Start of DATASET RECORDS
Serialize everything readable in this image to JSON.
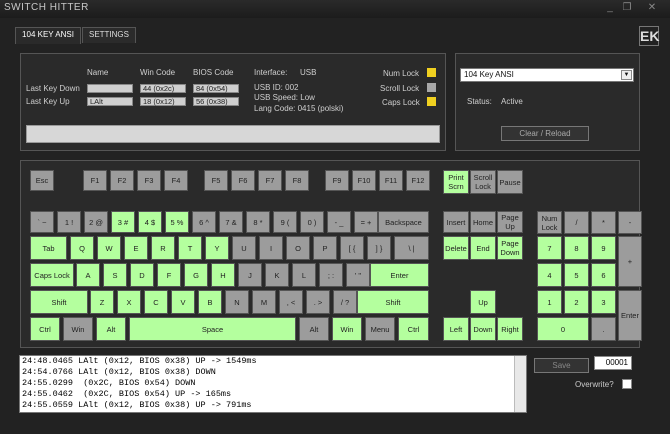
{
  "window": {
    "title": "SWITCH HITTER",
    "min": "_",
    "max": "❐",
    "close": "✕"
  },
  "tabs": [
    {
      "label": "104 KEY ANSI"
    },
    {
      "label": "SETTINGS"
    }
  ],
  "logo": "EK",
  "info": {
    "headers": {
      "name": "Name",
      "win_code": "Win Code",
      "bios_code": "BIOS Code"
    },
    "last_down": {
      "label": "Last Key Down",
      "name": "",
      "win": "44 (0x2c)",
      "bios": "84 (0x54)"
    },
    "last_up": {
      "label": "Last Key Up",
      "name": "LAlt",
      "win": "18 (0x12)",
      "bios": "56 (0x38)"
    },
    "interface": {
      "label": "Interface:",
      "value": "USB"
    },
    "usb_id": "USB ID:  002",
    "usb_speed": "USB Speed:  Low",
    "lang_code": "Lang Code:  0415 (polski)",
    "locks": [
      {
        "label": "Num Lock",
        "color": "#f0d020"
      },
      {
        "label": "Scroll Lock",
        "color": "#a8a8a8"
      },
      {
        "label": "Caps Lock",
        "color": "#f0d020"
      }
    ]
  },
  "right": {
    "layout": "104 Key ANSI",
    "status_label": "Status:",
    "status_value": "Active",
    "clear": "Clear / Reload"
  },
  "keys": {
    "esc": "Esc",
    "f1": "F1",
    "f2": "F2",
    "f3": "F3",
    "f4": "F4",
    "f5": "F5",
    "f6": "F6",
    "f7": "F7",
    "f8": "F8",
    "f9": "F9",
    "f10": "F10",
    "f11": "F11",
    "f12": "F12",
    "prtsc": "Print\nScrn",
    "scrlk": "Scroll\nLock",
    "pause": "Pause",
    "grave": "` ~",
    "1": "1 !",
    "2": "2 @",
    "3": "3 #",
    "4": "4 $",
    "5": "5 %",
    "6": "6 ^",
    "7": "7 &",
    "8": "8 *",
    "9": "9 (",
    "0": "0 )",
    "minus": "- _",
    "eq": "= +",
    "bksp": "Backspace",
    "ins": "Insert",
    "home": "Home",
    "pgup": "Page\nUp",
    "numlk": "Num\nLock",
    "ndiv": "/",
    "nmul": "*",
    "nsub": "-",
    "tab": "Tab",
    "q": "Q",
    "w": "W",
    "e": "E",
    "r": "R",
    "t": "T",
    "y": "Y",
    "u": "U",
    "i": "I",
    "o": "O",
    "p": "P",
    "lbr": "[ {",
    "rbr": "] }",
    "bsl": "\\ |",
    "del": "Delete",
    "end": "End",
    "pgdn": "Page\nDown",
    "n7": "7",
    "n8": "8",
    "n9": "9",
    "nadd": "+",
    "caps": "Caps Lock",
    "a": "A",
    "s": "S",
    "d": "D",
    "f": "F",
    "g": "G",
    "h": "H",
    "j": "J",
    "k": "K",
    "l": "L",
    "semi": "; :",
    "quote": "' \"",
    "enter": "Enter",
    "n4": "4",
    "n5": "5",
    "n6": "6",
    "lshift": "Shift",
    "z": "Z",
    "x": "X",
    "c": "C",
    "v": "V",
    "b": "B",
    "n": "N",
    "m": "M",
    "comma": ", <",
    "dot": ". >",
    "slash": "/ ?",
    "rshift": "Shift",
    "up": "Up",
    "n1": "1",
    "n2": "2",
    "n3": "3",
    "nenter": "Enter",
    "lctrl": "Ctrl",
    "lwin": "Win",
    "lalt": "Alt",
    "space": "Space",
    "ralt": "Alt",
    "rwin": "Win",
    "menu": "Menu",
    "rctrl": "Ctrl",
    "left": "Left",
    "down": "Down",
    "right": "Right",
    "n0": "0",
    "ndot": "."
  },
  "log": [
    "24:48.0465 LAlt (0x12, BIOS 0x38) UP -> 1549ms",
    "24:54.0766 LAlt (0x12, BIOS 0x38) DOWN",
    "24:55.0299  (0x2C, BIOS 0x54) DOWN",
    "24:55.0462  (0x2C, BIOS 0x54) UP -> 165ms",
    "24:55.0559 LAlt (0x12, BIOS 0x38) UP -> 791ms"
  ],
  "save": "Save",
  "counter": "00001",
  "overwrite": "Overwrite?"
}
End of DATASET RECORDS
> SHORT TASK: Quote the entries above word for word. Leave the images out.

> RESPONSE:
Serialize everything readable in this image to JSON.
{
  "window": {
    "title": "SWITCH HITTER",
    "min": "_",
    "max": "❐",
    "close": "✕"
  },
  "tabs": [
    {
      "label": "104 KEY ANSI"
    },
    {
      "label": "SETTINGS"
    }
  ],
  "logo": "EK",
  "info": {
    "headers": {
      "name": "Name",
      "win_code": "Win Code",
      "bios_code": "BIOS Code"
    },
    "last_down": {
      "label": "Last Key Down",
      "name": "",
      "win": "44 (0x2c)",
      "bios": "84 (0x54)"
    },
    "last_up": {
      "label": "Last Key Up",
      "name": "LAlt",
      "win": "18 (0x12)",
      "bios": "56 (0x38)"
    },
    "interface": {
      "label": "Interface:",
      "value": "USB"
    },
    "usb_id": "USB ID:  002",
    "usb_speed": "USB Speed:  Low",
    "lang_code": "Lang Code:  0415 (polski)",
    "locks": [
      {
        "label": "Num Lock",
        "color": "#f0d020"
      },
      {
        "label": "Scroll Lock",
        "color": "#a8a8a8"
      },
      {
        "label": "Caps Lock",
        "color": "#f0d020"
      }
    ]
  },
  "right": {
    "layout": "104 Key ANSI",
    "status_label": "Status:",
    "status_value": "Active",
    "clear": "Clear / Reload"
  },
  "keys": {
    "esc": "Esc",
    "f1": "F1",
    "f2": "F2",
    "f3": "F3",
    "f4": "F4",
    "f5": "F5",
    "f6": "F6",
    "f7": "F7",
    "f8": "F8",
    "f9": "F9",
    "f10": "F10",
    "f11": "F11",
    "f12": "F12",
    "prtsc": "Print\nScrn",
    "scrlk": "Scroll\nLock",
    "pause": "Pause",
    "grave": "` ~",
    "1": "1 !",
    "2": "2 @",
    "3": "3 #",
    "4": "4 $",
    "5": "5 %",
    "6": "6 ^",
    "7": "7 &",
    "8": "8 *",
    "9": "9 (",
    "0": "0 )",
    "minus": "- _",
    "eq": "= +",
    "bksp": "Backspace",
    "ins": "Insert",
    "home": "Home",
    "pgup": "Page\nUp",
    "numlk": "Num\nLock",
    "ndiv": "/",
    "nmul": "*",
    "nsub": "-",
    "tab": "Tab",
    "q": "Q",
    "w": "W",
    "e": "E",
    "r": "R",
    "t": "T",
    "y": "Y",
    "u": "U",
    "i": "I",
    "o": "O",
    "p": "P",
    "lbr": "[ {",
    "rbr": "] }",
    "bsl": "\\ |",
    "del": "Delete",
    "end": "End",
    "pgdn": "Page\nDown",
    "n7": "7",
    "n8": "8",
    "n9": "9",
    "nadd": "+",
    "caps": "Caps Lock",
    "a": "A",
    "s": "S",
    "d": "D",
    "f": "F",
    "g": "G",
    "h": "H",
    "j": "J",
    "k": "K",
    "l": "L",
    "semi": "; :",
    "quote": "' \"",
    "enter": "Enter",
    "n4": "4",
    "n5": "5",
    "n6": "6",
    "lshift": "Shift",
    "z": "Z",
    "x": "X",
    "c": "C",
    "v": "V",
    "b": "B",
    "n": "N",
    "m": "M",
    "comma": ", <",
    "dot": ". >",
    "slash": "/ ?",
    "rshift": "Shift",
    "up": "Up",
    "n1": "1",
    "n2": "2",
    "n3": "3",
    "nenter": "Enter",
    "lctrl": "Ctrl",
    "lwin": "Win",
    "lalt": "Alt",
    "space": "Space",
    "ralt": "Alt",
    "rwin": "Win",
    "menu": "Menu",
    "rctrl": "Ctrl",
    "left": "Left",
    "down": "Down",
    "right": "Right",
    "n0": "0",
    "ndot": "."
  },
  "log": [
    "24:48.0465 LAlt (0x12, BIOS 0x38) UP -> 1549ms",
    "24:54.0766 LAlt (0x12, BIOS 0x38) DOWN",
    "24:55.0299  (0x2C, BIOS 0x54) DOWN",
    "24:55.0462  (0x2C, BIOS 0x54) UP -> 165ms",
    "24:55.0559 LAlt (0x12, BIOS 0x38) UP -> 791ms"
  ],
  "save": "Save",
  "counter": "00001",
  "overwrite": "Overwrite?"
}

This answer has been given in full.